Repeat, exactly and completely, the material that follows. Omit the pictures.

>> START Records shown

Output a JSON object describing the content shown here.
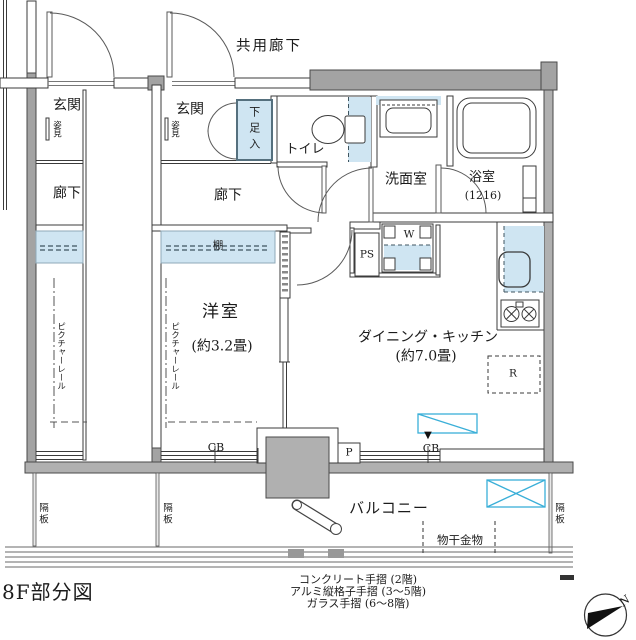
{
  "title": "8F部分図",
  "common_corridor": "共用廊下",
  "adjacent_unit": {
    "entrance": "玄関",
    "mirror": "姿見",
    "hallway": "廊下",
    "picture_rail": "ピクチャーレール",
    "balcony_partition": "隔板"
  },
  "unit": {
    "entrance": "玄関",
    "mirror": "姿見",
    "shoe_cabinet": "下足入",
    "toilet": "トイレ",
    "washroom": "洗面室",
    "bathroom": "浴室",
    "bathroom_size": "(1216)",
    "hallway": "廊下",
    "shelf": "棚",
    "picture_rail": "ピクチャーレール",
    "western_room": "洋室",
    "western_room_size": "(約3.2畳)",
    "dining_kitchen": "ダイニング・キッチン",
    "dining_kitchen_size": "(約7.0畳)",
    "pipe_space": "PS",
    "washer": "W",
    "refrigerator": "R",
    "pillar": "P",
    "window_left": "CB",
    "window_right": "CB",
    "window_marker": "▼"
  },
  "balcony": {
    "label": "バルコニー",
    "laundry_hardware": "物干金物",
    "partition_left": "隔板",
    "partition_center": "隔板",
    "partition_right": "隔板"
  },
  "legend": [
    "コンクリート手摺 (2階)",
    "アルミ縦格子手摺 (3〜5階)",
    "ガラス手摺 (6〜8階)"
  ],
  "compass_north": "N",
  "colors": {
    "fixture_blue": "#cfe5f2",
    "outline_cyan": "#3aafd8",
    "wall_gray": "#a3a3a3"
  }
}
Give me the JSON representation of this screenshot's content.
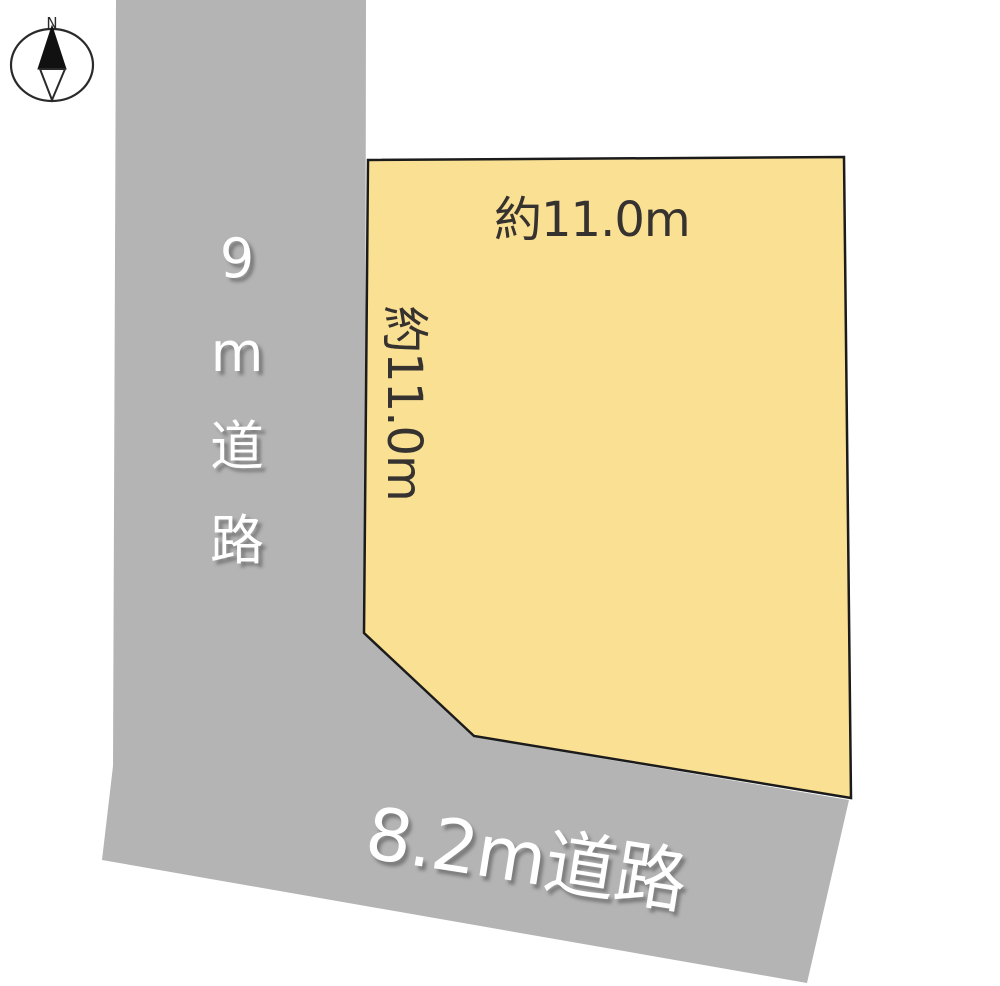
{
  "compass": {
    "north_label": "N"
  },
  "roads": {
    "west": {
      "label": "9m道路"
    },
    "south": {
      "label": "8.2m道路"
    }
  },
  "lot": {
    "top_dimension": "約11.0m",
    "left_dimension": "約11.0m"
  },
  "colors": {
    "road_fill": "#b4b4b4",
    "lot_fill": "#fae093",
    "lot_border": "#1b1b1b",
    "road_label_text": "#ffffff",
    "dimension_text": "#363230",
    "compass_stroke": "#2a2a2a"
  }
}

>> END Records shown

**Answer for the task**
Output a JSON object describing the content shown here.
{
  "title": "8F部分図",
  "common_corridor": "共用廊下",
  "adjacent_unit": {
    "entrance": "玄関",
    "mirror": "姿見",
    "hallway": "廊下",
    "picture_rail": "ピクチャーレール",
    "balcony_partition": "隔板"
  },
  "unit": {
    "entrance": "玄関",
    "mirror": "姿見",
    "shoe_cabinet": "下足入",
    "toilet": "トイレ",
    "washroom": "洗面室",
    "bathroom": "浴室",
    "bathroom_size": "(1216)",
    "hallway": "廊下",
    "shelf": "棚",
    "picture_rail": "ピクチャーレール",
    "western_room": "洋室",
    "western_room_size": "(約3.2畳)",
    "dining_kitchen": "ダイニング・キッチン",
    "dining_kitchen_size": "(約7.0畳)",
    "pipe_space": "PS",
    "washer": "W",
    "refrigerator": "R",
    "pillar": "P",
    "window_left": "CB",
    "window_right": "CB",
    "window_marker": "▼"
  },
  "balcony": {
    "label": "バルコニー",
    "laundry_hardware": "物干金物",
    "partition_left": "隔板",
    "partition_center": "隔板",
    "partition_right": "隔板"
  },
  "legend": [
    "コンクリート手摺 (2階)",
    "アルミ縦格子手摺 (3〜5階)",
    "ガラス手摺 (6〜8階)"
  ],
  "compass_north": "N",
  "colors": {
    "fixture_blue": "#cfe5f2",
    "outline_cyan": "#3aafd8",
    "wall_gray": "#a3a3a3"
  }
}
Give me the JSON representation of this screenshot's content.
{
  "compass": {
    "north_label": "N"
  },
  "roads": {
    "west": {
      "label": "9m道路"
    },
    "south": {
      "label": "8.2m道路"
    }
  },
  "lot": {
    "top_dimension": "約11.0m",
    "left_dimension": "約11.0m"
  },
  "colors": {
    "road_fill": "#b4b4b4",
    "lot_fill": "#fae093",
    "lot_border": "#1b1b1b",
    "road_label_text": "#ffffff",
    "dimension_text": "#363230",
    "compass_stroke": "#2a2a2a"
  }
}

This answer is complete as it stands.